§ REQUIRED WORK:
Rewrite the stretch of the listing from its start through the line containing "save-path-label: 保存路径: bbox=[54, 124, 107, 138]" as a JSON list of strings, one string per line, leaving out blank lines.

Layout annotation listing
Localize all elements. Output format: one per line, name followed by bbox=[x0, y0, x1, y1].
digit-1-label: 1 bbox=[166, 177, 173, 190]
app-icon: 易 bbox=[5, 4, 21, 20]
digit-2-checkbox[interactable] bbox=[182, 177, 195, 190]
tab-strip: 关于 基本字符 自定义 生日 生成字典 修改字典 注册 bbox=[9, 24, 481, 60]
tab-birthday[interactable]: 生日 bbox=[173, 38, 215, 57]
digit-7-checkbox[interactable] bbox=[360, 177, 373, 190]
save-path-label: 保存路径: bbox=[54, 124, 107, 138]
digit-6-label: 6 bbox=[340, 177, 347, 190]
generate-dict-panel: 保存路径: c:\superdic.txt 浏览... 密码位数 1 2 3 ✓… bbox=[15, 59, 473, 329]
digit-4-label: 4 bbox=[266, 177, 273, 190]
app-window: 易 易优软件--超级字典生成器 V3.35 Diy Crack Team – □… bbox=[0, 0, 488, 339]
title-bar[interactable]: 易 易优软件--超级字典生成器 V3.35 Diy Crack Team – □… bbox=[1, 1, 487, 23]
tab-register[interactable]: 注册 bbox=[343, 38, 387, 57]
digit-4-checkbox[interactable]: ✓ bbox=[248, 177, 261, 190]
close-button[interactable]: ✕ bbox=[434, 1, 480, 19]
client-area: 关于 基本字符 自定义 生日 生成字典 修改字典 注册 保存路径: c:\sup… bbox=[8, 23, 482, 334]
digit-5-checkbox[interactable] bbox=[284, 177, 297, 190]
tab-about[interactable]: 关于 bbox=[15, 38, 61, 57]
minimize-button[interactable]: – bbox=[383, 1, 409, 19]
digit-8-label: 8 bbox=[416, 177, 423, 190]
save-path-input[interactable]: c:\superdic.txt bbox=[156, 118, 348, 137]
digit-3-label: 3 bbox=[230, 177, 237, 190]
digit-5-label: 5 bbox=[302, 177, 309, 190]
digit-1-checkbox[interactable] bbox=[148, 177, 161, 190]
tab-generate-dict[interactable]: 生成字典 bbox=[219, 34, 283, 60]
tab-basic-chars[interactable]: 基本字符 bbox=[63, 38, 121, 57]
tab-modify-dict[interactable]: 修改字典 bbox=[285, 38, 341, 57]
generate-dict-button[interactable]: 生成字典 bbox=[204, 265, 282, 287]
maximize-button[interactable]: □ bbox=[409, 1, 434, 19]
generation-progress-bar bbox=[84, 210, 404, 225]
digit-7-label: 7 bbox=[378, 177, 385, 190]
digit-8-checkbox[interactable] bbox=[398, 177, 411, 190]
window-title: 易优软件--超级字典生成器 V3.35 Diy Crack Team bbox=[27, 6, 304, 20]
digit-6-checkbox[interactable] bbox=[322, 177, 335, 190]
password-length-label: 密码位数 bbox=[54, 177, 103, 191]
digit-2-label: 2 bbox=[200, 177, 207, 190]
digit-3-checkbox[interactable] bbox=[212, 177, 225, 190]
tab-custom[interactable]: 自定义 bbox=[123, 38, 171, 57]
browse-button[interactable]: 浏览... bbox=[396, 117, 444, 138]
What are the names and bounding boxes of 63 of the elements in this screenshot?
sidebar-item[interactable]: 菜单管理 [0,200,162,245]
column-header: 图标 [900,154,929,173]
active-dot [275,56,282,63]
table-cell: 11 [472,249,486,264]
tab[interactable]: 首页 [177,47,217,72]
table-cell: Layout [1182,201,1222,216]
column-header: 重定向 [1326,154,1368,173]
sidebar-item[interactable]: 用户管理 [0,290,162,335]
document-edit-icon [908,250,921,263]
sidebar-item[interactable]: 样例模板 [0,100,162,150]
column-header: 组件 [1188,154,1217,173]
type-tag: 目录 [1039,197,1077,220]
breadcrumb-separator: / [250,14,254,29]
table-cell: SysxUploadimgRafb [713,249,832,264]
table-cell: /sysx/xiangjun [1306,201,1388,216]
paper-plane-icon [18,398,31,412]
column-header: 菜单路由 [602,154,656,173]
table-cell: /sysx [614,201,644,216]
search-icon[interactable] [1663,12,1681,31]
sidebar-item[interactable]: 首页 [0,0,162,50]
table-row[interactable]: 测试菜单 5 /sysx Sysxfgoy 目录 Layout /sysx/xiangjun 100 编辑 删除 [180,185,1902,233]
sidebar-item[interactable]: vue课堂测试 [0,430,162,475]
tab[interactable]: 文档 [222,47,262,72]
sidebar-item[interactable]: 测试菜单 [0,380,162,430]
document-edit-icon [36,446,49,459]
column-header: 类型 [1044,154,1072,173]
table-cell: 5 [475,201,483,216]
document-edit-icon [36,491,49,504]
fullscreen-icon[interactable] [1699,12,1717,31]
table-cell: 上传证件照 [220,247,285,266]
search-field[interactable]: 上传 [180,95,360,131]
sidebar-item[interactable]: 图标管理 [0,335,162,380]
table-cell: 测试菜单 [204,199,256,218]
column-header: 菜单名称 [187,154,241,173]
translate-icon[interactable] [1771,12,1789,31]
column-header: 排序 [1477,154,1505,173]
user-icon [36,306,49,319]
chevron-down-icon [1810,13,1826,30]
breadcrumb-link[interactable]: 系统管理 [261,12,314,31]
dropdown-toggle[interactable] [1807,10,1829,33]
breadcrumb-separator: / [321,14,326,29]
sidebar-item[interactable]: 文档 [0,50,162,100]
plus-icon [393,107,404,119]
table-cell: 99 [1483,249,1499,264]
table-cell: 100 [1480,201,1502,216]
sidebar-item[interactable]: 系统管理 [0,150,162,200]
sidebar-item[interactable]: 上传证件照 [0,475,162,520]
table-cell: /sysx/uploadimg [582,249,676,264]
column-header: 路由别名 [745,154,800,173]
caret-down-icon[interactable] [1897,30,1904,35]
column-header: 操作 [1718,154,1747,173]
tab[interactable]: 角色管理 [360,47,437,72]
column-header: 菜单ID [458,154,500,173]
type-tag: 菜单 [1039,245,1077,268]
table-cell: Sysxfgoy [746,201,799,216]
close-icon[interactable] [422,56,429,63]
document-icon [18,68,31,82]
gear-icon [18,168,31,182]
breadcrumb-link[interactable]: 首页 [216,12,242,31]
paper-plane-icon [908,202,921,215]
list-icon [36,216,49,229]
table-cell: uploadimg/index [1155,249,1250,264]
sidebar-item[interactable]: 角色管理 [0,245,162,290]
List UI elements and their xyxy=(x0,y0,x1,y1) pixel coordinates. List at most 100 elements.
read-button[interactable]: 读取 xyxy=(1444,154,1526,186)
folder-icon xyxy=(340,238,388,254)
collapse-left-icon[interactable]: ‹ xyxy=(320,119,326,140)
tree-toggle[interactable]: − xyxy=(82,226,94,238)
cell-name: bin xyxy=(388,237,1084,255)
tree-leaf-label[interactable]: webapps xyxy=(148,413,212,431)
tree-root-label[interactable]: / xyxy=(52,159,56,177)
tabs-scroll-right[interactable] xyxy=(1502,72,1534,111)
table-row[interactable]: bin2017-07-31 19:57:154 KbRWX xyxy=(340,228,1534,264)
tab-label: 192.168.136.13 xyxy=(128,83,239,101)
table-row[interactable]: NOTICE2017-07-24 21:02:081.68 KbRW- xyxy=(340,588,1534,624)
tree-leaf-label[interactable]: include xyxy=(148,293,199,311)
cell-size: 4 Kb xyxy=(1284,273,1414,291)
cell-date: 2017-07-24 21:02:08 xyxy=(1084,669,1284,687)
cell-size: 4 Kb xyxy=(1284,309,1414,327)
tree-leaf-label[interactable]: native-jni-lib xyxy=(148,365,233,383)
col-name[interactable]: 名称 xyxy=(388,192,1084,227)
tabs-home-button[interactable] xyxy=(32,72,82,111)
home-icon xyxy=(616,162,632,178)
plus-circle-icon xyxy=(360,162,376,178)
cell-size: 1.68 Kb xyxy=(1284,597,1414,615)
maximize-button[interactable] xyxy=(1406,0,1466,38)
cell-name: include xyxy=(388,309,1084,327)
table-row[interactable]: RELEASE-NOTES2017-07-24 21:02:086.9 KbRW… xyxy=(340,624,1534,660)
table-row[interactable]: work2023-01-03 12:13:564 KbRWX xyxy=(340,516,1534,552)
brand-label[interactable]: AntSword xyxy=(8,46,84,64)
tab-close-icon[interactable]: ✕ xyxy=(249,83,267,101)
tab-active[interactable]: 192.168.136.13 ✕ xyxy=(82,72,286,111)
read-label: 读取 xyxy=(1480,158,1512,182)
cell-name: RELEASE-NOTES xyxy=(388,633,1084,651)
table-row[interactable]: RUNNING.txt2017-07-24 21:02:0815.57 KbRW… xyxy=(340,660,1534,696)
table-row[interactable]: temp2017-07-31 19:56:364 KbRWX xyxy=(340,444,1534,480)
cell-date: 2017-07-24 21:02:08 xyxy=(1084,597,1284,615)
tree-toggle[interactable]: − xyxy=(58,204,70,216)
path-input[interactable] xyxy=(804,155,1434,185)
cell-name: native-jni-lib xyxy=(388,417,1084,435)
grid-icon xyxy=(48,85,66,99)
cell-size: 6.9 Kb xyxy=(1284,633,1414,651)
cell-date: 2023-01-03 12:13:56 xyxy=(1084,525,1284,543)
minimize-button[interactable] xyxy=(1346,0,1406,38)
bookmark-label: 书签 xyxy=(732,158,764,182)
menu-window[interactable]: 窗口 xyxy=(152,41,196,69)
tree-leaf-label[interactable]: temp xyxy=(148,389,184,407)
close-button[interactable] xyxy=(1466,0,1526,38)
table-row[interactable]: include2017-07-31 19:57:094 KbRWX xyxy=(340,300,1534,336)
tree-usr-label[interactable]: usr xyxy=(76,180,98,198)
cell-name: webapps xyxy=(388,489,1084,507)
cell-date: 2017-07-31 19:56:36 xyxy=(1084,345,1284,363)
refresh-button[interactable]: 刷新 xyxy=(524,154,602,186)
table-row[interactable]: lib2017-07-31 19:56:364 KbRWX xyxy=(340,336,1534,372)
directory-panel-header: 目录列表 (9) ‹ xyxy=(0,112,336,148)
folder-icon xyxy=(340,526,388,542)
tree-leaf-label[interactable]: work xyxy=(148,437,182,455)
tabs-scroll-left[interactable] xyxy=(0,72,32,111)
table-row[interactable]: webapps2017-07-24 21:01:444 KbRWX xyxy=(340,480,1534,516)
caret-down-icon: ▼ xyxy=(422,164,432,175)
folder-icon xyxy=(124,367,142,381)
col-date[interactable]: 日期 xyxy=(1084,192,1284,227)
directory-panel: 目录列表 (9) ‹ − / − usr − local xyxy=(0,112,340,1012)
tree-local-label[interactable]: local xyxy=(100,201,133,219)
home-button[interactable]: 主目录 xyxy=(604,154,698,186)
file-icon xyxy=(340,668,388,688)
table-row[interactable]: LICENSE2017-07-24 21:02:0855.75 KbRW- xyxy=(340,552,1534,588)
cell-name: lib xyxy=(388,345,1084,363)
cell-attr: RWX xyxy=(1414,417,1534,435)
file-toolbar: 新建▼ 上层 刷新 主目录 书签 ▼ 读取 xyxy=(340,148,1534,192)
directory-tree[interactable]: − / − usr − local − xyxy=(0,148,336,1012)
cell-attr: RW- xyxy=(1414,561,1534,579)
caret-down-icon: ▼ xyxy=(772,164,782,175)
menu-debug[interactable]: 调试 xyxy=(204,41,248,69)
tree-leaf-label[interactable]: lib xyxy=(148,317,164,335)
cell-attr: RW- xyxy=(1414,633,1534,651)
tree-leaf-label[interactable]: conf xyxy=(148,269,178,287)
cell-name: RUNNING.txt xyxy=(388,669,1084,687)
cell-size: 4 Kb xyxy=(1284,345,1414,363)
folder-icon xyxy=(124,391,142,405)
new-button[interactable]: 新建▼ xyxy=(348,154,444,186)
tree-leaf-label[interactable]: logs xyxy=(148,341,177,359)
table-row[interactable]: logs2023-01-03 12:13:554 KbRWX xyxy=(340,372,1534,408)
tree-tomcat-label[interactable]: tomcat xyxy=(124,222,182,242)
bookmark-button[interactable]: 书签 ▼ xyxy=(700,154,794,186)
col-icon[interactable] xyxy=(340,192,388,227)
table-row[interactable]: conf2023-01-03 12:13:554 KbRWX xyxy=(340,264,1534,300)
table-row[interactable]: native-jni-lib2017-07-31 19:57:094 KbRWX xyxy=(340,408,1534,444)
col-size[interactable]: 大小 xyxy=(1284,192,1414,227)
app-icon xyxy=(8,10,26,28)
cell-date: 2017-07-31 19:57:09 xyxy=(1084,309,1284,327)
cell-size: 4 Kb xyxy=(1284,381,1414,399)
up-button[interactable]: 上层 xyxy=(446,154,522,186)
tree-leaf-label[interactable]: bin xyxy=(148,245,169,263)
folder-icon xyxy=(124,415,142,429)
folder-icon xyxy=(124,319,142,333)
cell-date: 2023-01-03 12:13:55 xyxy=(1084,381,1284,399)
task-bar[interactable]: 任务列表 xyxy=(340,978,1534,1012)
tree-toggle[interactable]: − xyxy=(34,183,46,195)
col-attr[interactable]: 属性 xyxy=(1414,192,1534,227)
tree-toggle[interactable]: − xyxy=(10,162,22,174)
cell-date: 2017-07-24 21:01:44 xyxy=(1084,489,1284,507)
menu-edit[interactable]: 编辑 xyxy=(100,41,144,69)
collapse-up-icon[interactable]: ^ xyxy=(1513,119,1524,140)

§ EXERCISE RESULT:
[
  "Localize all elements. Output format: one per line, name followed by bbox=[x0, y0, x1, y1].",
  "digit-1-label: 1 bbox=[166, 177, 173, 190]",
  "app-icon: 易 bbox=[5, 4, 21, 20]",
  "digit-2-checkbox[interactable] bbox=[182, 177, 195, 190]",
  "tab-strip: 关于 基本字符 自定义 生日 生成字典 修改字典 注册 bbox=[9, 24, 481, 60]",
  "tab-birthday[interactable]: 生日 bbox=[173, 38, 215, 57]",
  "digit-7-checkbox[interactable] bbox=[360, 177, 373, 190]",
  "save-path-label: 保存路径: bbox=[54, 124, 107, 138]"
]